TASK BRIEF: Gather all lines in the records below that include the word "liberating".
══ DATA PROVIDED
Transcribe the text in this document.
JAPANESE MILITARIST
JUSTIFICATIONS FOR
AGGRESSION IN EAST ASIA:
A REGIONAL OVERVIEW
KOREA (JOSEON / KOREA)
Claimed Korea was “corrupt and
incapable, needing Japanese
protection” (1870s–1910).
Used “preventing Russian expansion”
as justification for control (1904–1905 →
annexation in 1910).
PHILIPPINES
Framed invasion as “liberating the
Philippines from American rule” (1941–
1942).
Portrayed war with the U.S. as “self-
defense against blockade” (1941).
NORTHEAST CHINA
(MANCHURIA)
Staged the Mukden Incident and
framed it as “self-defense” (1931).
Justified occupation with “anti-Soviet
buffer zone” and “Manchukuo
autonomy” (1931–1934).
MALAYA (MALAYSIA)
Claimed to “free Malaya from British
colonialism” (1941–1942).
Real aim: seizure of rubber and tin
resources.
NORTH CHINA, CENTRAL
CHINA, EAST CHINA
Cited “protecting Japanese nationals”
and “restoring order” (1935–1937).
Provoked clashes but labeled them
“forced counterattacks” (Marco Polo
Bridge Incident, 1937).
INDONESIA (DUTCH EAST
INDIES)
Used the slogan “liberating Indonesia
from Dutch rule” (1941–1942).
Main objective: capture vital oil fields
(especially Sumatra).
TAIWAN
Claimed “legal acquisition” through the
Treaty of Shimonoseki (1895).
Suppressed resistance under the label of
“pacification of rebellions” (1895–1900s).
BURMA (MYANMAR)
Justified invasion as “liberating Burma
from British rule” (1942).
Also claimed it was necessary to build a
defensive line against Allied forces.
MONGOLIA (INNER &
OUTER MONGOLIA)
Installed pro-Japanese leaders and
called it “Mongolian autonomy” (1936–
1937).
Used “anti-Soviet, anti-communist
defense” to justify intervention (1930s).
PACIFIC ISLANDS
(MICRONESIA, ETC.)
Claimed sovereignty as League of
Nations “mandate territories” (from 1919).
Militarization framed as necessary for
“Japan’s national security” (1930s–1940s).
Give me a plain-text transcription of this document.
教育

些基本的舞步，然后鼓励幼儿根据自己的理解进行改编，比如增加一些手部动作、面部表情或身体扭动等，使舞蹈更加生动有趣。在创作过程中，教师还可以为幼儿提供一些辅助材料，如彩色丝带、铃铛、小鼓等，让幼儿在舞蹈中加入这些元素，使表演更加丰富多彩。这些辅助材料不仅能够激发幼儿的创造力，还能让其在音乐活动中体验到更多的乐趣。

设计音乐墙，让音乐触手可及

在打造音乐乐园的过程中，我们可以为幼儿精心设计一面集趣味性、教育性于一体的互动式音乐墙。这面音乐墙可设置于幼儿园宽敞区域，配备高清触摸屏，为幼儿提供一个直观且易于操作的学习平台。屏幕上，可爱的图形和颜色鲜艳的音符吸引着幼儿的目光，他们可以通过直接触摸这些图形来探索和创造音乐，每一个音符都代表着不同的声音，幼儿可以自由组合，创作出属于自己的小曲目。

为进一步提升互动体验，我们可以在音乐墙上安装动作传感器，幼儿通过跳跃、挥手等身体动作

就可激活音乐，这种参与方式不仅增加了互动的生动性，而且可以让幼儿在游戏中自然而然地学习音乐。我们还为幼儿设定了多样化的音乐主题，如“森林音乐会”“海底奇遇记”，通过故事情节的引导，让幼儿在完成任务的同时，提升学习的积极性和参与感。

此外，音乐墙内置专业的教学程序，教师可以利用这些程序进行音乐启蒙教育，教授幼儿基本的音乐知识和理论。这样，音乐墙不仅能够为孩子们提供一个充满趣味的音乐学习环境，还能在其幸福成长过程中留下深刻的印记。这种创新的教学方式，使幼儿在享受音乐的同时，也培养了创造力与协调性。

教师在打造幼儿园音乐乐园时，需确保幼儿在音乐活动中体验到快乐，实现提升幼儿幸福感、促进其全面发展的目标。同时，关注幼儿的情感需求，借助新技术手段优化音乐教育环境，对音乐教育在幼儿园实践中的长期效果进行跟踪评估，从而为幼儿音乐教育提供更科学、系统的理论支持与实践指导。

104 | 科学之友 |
════
WRITTEN ANSWER:
Framed invasion as “liberating the
Used the slogan “liberating Indonesia
Justified invasion as “liberating Burma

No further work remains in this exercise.